▶ EXERCISE TASKS
a) Echo everything in the retention productivity notebook from "Loading 'brms' package" down to "available through vignette('brms_overview').".
b) Using the retention productivity notebook, say whether each statement agrees with it, and answer yes or no with the deciding words quoted. (i) The notebook covers only the second two-week part of the time period. (ii) The brms package loaded is version 2.13.5. (iii) Since v2.0.0, loo defaults to using four cores.

▶ ARTICLE
--- Start ---

# Retention Productivity in Article and Article Talk

This notebook is similar to the one fitting a model for edits in Article and Article Talk across the entire 15-day period, but looks only at the second two-week part of that time period (also known as the "retention" period).

In [1]:
# https://stackoverflow.com/a/35018739/1091835
library(IRdisplay)

display_html(
'<script>  
code_show=true; 
function code_toggle() {
  if (code_show){
    $(\'div.input\').hide();
  } else {
    $(\'div.input\').show();
  }
  code_show = !code_show
}  
$( document ).ready(code_toggle);
</script>
  <form action="javascript:code_toggle()">
    <input type="submit" value="Click here to toggle on/off the raw code.">
 </form>'
)

In [2]:
library(data.table)
library(ggplot2)

library(brms) # install.packages("brms")
library(loo) # install.packages("loo")
options(mc.cores = 4)
library(rstanarm) # install.packages("rstanarm")

Loading required package: Rcpp

Loading 'brms' package (version 2.13.5). Useful instructions
can be found by typing help('brms'). A more detailed introduction
to the package is available through vignette('brms_overview').


Attaching package: ‘brms’


The following object is masked from ‘package:stats’:

    ar


This is loo version 2.3.1

- Online documentation and vignettes at mc-stan.org/loo

- As of v2.0.0 loo defaults to 1 core but we recommend using as many as possible. Use the 'cores' argument or set options(mc.cores = NUM_CORES) for an entire session.

--- End ---

▶ PROVIDED DATA
--- Start ---

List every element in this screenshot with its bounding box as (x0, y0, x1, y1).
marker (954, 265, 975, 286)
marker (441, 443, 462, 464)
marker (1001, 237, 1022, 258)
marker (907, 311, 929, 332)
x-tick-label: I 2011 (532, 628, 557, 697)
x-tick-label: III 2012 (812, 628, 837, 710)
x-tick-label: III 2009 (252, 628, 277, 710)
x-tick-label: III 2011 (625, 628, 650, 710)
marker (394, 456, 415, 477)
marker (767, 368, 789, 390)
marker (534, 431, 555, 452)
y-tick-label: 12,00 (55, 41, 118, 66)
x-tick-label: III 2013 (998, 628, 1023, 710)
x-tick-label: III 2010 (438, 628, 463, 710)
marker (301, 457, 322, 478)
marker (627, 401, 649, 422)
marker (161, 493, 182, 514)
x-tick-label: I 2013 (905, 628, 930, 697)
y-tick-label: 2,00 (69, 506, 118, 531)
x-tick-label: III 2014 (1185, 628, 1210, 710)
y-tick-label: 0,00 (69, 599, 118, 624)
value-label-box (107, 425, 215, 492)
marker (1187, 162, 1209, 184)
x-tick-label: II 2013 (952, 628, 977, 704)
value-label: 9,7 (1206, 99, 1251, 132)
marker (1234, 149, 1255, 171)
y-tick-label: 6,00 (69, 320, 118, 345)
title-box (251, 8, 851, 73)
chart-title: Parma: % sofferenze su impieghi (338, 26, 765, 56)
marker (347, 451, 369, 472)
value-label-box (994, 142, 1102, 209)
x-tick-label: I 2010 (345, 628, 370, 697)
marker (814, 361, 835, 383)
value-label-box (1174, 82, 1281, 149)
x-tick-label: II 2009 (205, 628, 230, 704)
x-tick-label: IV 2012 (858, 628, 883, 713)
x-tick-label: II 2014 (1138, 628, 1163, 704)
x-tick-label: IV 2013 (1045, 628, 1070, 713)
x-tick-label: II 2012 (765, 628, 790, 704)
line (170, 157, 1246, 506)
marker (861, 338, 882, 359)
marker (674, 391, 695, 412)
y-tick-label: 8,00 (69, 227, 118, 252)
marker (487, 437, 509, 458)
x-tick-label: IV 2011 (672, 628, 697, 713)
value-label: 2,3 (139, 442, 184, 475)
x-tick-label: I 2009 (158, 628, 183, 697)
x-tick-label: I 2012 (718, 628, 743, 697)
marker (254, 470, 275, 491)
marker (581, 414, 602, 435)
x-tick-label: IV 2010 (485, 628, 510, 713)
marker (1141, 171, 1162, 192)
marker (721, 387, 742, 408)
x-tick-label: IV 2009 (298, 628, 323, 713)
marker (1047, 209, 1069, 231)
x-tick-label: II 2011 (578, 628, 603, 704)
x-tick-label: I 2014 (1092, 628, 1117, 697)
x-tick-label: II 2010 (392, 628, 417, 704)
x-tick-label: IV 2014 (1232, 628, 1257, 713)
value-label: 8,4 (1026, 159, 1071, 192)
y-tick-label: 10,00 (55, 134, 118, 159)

--- End ---

▶ COMPLETE ANSWERS
a)
Loading 'brms' package (version 2.13.5). Useful instructions
can be found by typing help('brms'). A more detailed introduction
to the package is available through vignette('brms_overview').

b)
(i) Yes: "looks only at the second two-week part of that time period"
(ii) Yes: "Loading 'brms' package (version 2.13.5)"
(iii) No: "As of v2.0.0 loo defaults to 1 core"